Set task: Exactly and only the lines from the line holding "What's the underlying" to the end of the records should be reproduced. Leave pictures out.

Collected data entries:
**********
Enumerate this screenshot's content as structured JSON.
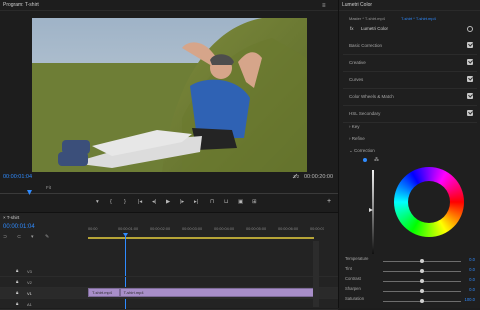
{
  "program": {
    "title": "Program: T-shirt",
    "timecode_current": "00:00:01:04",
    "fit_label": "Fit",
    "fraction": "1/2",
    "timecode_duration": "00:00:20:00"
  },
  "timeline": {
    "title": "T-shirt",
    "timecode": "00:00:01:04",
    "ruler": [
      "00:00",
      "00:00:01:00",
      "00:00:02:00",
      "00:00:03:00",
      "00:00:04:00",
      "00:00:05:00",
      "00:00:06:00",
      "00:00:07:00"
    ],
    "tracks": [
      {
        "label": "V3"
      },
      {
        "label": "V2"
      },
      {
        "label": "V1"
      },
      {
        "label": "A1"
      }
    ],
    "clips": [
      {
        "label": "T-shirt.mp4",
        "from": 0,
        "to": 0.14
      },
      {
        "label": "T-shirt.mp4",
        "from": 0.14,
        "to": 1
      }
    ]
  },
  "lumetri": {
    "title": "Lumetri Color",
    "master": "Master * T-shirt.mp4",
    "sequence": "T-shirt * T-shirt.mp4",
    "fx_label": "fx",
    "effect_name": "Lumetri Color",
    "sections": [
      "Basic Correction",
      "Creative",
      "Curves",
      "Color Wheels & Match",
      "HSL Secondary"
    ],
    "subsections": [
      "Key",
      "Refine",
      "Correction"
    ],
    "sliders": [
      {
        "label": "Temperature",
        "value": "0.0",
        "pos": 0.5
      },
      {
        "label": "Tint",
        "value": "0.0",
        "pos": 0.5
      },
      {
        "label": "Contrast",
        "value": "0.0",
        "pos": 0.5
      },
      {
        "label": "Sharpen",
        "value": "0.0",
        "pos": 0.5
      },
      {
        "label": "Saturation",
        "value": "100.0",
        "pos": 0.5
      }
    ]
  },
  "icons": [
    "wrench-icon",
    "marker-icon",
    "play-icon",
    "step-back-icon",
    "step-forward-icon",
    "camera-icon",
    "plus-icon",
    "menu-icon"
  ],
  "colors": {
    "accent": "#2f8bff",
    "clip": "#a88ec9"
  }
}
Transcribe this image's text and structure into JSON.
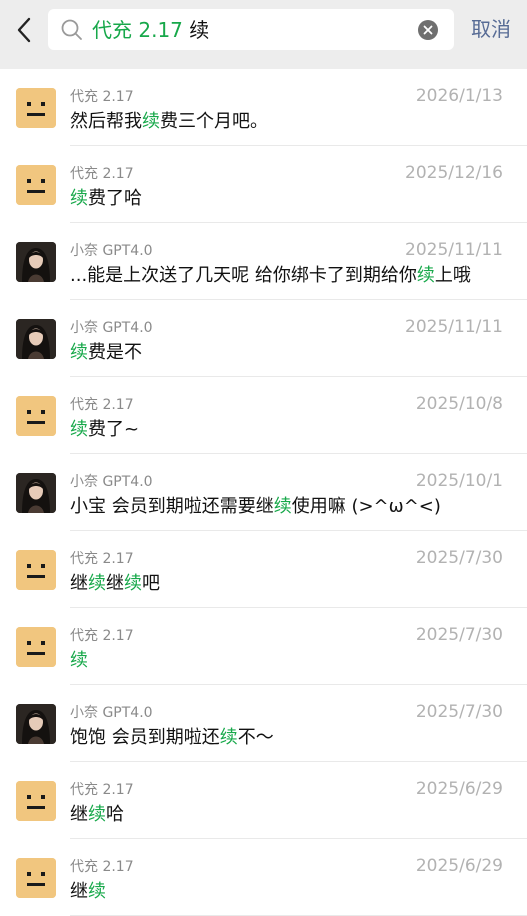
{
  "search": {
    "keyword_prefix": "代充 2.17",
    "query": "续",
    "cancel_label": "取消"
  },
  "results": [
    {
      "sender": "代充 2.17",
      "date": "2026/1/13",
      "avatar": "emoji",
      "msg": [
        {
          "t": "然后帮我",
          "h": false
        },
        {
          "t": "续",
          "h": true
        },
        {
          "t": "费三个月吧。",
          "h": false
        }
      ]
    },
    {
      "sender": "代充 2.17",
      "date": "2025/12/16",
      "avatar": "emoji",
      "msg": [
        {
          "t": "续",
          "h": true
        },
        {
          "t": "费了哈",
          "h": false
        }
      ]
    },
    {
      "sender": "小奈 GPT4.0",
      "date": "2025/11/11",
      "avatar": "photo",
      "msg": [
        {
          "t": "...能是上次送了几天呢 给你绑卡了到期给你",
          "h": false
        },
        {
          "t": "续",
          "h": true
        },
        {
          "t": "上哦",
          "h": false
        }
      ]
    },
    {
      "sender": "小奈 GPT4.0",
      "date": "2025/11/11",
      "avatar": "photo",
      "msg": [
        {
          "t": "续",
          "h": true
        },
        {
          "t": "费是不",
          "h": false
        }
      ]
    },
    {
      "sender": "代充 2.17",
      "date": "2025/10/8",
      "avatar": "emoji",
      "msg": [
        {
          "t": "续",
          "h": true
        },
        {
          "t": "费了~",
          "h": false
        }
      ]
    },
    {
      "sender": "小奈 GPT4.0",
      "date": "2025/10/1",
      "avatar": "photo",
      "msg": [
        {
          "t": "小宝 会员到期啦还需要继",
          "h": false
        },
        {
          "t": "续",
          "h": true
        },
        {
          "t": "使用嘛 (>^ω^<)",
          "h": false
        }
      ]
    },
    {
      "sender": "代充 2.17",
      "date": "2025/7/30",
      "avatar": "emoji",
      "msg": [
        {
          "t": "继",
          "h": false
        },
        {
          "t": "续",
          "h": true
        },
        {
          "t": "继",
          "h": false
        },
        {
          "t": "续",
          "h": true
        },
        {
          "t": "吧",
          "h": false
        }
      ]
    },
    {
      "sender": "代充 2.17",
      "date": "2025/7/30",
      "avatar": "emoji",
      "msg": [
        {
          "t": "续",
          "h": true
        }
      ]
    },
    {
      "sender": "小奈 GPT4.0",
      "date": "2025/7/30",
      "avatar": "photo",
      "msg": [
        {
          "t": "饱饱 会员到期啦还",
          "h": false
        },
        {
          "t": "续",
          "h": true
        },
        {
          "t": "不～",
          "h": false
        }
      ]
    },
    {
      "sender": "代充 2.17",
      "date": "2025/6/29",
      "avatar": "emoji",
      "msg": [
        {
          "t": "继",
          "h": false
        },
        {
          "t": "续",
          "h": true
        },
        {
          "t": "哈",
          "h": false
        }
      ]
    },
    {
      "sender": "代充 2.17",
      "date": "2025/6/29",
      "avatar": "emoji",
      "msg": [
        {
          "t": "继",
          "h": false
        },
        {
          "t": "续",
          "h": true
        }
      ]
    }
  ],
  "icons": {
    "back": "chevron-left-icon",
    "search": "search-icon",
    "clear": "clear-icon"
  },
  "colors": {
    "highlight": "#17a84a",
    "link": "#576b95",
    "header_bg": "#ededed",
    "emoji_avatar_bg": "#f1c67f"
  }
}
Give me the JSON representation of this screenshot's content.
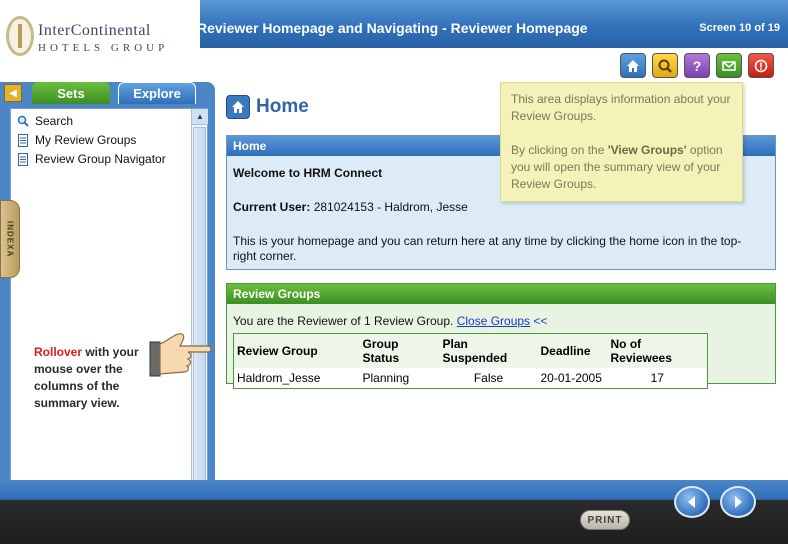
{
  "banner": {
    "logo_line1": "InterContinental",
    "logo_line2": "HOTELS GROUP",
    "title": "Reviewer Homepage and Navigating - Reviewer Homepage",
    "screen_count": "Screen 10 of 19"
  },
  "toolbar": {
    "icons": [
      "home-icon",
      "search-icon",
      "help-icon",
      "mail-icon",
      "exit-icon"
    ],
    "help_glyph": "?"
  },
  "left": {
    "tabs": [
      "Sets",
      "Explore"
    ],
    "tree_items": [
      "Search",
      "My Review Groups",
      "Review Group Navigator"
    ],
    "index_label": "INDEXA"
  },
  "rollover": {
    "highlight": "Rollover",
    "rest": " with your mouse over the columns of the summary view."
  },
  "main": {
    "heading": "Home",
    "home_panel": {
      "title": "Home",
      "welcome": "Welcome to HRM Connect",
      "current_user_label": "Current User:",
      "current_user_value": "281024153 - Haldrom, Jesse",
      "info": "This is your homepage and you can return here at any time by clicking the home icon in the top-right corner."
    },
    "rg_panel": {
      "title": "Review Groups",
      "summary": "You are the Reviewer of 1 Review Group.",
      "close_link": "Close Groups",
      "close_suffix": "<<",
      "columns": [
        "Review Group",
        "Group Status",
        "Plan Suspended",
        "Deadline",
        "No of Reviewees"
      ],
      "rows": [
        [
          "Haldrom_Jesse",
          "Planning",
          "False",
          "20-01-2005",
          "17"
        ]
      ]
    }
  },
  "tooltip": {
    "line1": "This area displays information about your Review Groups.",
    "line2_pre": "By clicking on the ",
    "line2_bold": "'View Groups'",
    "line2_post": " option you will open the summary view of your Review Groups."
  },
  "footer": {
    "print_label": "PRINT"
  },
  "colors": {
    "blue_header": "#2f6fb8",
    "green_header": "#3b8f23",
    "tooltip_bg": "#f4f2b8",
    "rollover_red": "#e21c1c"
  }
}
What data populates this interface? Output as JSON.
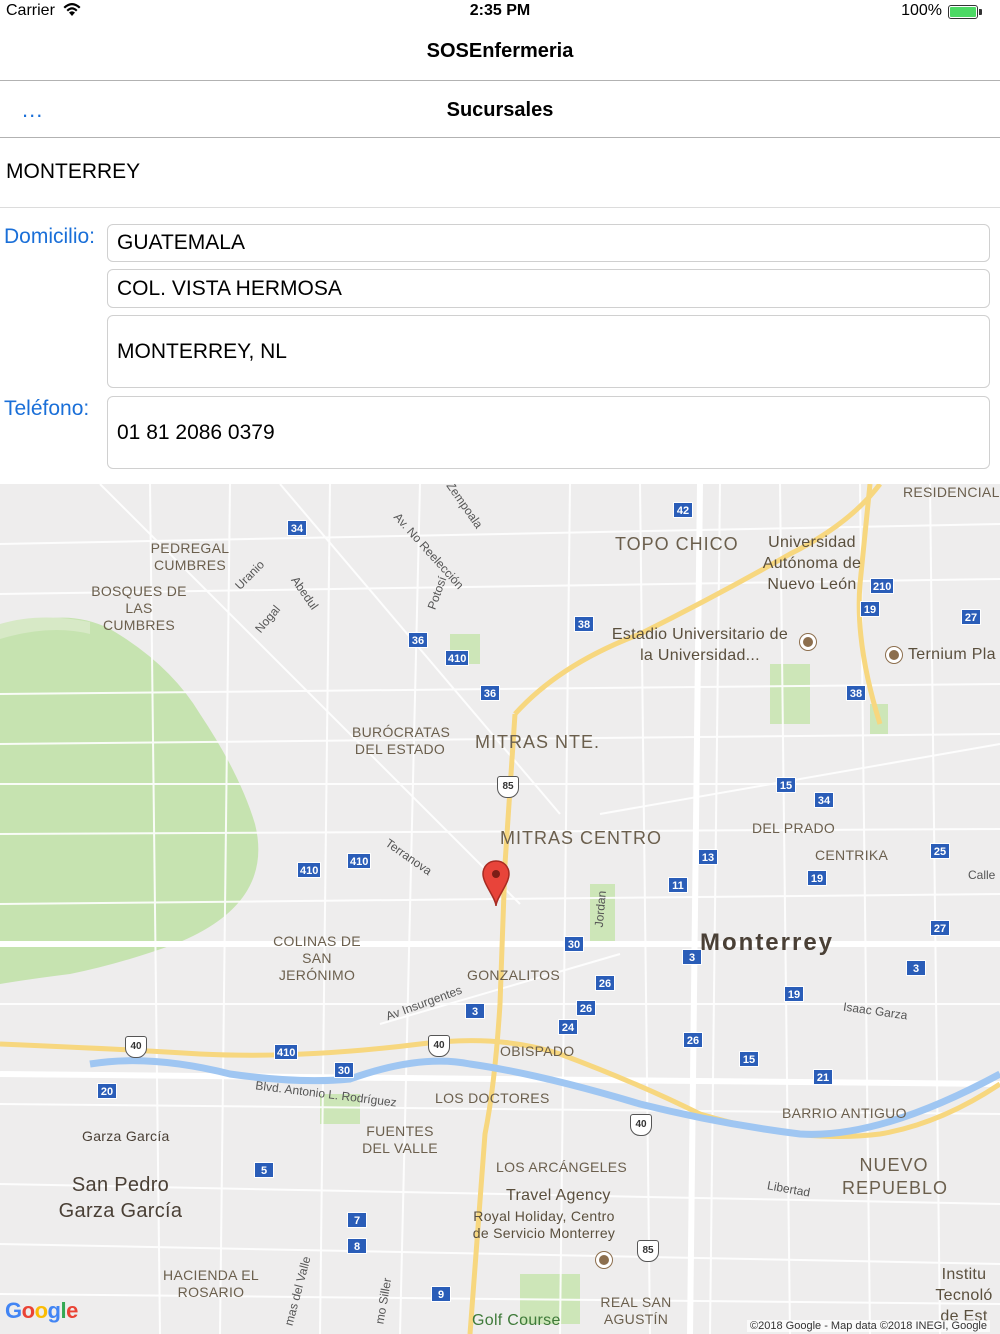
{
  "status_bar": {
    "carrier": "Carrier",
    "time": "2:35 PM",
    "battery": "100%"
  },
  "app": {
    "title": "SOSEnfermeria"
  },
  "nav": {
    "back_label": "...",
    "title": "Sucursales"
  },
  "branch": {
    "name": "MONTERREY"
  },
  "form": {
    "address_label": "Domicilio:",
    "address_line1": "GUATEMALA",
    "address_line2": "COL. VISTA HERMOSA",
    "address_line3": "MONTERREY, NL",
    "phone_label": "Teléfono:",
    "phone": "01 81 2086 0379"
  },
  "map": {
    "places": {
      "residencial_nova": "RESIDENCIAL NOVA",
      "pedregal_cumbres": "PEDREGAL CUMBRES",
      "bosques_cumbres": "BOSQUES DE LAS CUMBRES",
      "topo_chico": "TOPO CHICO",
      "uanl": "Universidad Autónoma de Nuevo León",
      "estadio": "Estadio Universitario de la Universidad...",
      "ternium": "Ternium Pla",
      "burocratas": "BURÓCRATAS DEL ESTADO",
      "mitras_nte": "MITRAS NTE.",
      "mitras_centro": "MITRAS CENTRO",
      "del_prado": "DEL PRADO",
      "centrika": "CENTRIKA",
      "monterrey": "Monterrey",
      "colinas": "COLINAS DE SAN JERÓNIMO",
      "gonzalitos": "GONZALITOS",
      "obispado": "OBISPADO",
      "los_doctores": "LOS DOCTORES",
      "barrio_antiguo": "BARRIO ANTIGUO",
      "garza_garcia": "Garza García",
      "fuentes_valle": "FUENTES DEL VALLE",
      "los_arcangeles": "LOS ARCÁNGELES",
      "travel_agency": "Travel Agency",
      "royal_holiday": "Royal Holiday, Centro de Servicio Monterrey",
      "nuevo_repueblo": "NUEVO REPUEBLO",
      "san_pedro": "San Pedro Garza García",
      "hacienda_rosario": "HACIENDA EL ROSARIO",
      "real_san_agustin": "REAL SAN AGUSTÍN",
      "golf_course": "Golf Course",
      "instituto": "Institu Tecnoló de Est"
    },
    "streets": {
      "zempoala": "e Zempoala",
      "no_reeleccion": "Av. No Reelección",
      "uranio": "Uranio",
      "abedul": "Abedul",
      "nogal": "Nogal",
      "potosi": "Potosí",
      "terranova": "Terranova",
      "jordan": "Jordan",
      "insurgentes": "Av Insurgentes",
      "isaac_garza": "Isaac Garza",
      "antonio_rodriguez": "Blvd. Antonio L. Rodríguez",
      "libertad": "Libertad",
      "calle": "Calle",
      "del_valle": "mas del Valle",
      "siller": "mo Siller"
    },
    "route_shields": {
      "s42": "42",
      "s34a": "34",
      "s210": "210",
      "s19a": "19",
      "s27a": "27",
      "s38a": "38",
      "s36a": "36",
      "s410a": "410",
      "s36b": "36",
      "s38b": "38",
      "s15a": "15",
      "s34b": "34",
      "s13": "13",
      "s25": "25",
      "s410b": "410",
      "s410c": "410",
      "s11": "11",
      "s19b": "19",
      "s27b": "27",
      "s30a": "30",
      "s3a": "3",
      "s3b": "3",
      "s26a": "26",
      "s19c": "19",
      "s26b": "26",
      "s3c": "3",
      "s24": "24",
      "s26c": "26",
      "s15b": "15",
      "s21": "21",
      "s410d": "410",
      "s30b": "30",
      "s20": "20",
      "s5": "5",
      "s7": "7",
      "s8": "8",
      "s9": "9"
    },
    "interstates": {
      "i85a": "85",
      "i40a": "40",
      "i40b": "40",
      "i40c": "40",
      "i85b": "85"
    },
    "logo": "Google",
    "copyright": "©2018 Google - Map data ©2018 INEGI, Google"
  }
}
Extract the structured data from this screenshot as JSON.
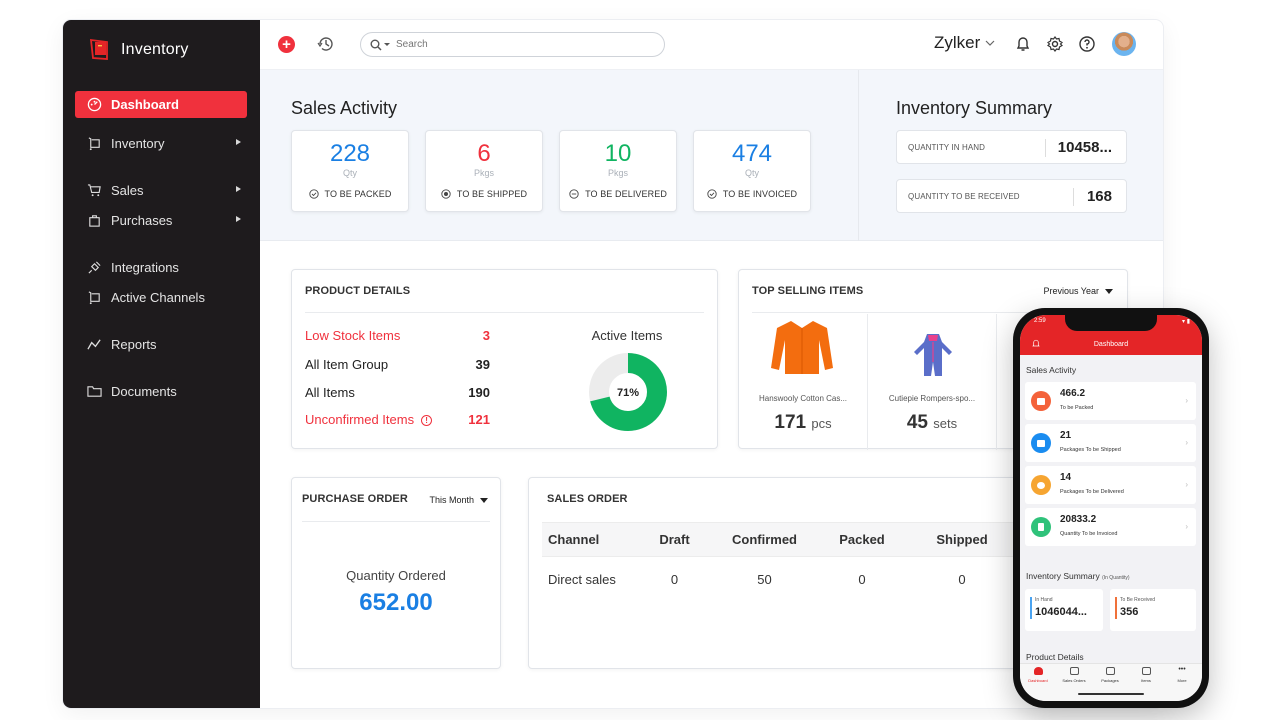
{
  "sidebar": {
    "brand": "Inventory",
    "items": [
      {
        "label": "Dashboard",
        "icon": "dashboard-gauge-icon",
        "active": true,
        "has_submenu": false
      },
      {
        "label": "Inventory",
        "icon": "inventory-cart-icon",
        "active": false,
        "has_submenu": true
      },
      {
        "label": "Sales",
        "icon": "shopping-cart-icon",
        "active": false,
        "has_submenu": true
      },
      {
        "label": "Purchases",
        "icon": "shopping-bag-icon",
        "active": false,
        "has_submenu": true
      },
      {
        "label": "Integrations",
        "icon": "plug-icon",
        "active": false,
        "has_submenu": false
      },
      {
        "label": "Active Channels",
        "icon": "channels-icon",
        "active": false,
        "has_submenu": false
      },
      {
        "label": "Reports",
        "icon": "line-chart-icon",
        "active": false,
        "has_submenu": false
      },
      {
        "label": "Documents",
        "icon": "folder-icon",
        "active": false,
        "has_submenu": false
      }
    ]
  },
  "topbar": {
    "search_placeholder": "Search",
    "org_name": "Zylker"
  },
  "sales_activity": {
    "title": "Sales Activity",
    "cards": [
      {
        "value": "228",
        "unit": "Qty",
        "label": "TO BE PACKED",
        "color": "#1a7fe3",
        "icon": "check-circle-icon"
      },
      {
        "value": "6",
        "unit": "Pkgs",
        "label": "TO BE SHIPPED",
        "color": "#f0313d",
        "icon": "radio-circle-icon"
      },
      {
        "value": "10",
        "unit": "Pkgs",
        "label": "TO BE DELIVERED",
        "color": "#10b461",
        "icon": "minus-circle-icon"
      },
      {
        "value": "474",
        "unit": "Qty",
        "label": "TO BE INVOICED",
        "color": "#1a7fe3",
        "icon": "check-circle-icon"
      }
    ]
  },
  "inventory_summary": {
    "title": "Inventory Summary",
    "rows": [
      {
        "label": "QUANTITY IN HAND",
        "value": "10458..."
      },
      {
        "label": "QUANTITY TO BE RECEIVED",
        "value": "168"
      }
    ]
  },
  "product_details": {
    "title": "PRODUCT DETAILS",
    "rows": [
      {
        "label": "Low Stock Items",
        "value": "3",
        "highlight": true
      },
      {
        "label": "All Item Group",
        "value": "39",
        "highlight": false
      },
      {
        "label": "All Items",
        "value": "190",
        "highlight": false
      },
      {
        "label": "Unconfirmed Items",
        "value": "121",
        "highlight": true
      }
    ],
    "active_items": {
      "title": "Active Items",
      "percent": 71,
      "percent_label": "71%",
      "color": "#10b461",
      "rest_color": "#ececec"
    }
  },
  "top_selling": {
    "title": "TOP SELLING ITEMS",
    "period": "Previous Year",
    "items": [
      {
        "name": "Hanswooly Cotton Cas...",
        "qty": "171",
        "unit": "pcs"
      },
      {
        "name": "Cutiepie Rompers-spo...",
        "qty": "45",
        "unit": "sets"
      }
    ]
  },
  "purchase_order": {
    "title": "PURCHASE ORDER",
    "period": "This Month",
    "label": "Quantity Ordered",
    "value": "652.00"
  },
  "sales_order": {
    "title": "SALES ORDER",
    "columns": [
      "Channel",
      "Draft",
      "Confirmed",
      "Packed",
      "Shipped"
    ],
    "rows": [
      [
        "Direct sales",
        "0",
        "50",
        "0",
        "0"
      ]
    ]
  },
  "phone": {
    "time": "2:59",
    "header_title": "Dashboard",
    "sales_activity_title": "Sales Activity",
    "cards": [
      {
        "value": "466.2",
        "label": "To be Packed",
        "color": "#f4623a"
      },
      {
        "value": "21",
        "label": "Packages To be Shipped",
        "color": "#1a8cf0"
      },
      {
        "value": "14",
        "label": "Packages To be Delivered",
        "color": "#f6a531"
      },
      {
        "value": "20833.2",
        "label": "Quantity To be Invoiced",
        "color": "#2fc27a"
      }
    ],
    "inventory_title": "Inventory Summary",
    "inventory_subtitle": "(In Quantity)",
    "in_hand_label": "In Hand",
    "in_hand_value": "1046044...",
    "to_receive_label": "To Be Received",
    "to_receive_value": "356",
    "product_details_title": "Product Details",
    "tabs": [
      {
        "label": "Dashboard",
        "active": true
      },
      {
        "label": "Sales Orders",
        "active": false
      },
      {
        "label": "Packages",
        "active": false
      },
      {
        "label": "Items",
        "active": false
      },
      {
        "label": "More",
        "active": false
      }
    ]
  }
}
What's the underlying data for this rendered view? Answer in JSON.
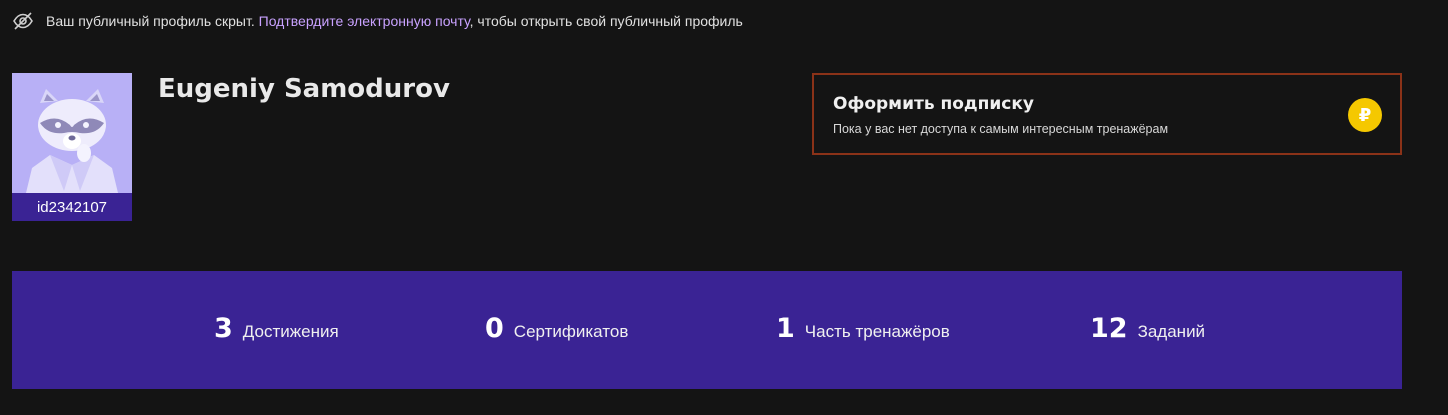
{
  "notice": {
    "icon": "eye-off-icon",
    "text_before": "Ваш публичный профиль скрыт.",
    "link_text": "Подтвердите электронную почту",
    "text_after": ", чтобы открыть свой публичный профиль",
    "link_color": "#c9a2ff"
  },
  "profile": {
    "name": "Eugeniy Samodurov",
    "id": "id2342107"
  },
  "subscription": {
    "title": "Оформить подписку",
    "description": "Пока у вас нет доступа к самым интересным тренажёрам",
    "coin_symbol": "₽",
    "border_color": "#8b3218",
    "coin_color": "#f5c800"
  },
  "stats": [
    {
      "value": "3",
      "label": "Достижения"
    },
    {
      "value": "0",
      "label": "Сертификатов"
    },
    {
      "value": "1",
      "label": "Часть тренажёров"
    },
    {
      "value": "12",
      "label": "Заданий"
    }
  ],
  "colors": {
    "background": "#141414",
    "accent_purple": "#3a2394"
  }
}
**********
Finished task:
What's the underlying data for this rendered view? Answer in JSON.
{
  "notice": {
    "icon": "eye-off-icon",
    "text_before": "Ваш публичный профиль скрыт.",
    "link_text": "Подтвердите электронную почту",
    "text_after": ", чтобы открыть свой публичный профиль",
    "link_color": "#c9a2ff"
  },
  "profile": {
    "name": "Eugeniy Samodurov",
    "id": "id2342107"
  },
  "subscription": {
    "title": "Оформить подписку",
    "description": "Пока у вас нет доступа к самым интересным тренажёрам",
    "coin_symbol": "₽",
    "border_color": "#8b3218",
    "coin_color": "#f5c800"
  },
  "stats": [
    {
      "value": "3",
      "label": "Достижения"
    },
    {
      "value": "0",
      "label": "Сертификатов"
    },
    {
      "value": "1",
      "label": "Часть тренажёров"
    },
    {
      "value": "12",
      "label": "Заданий"
    }
  ],
  "colors": {
    "background": "#141414",
    "accent_purple": "#3a2394"
  }
}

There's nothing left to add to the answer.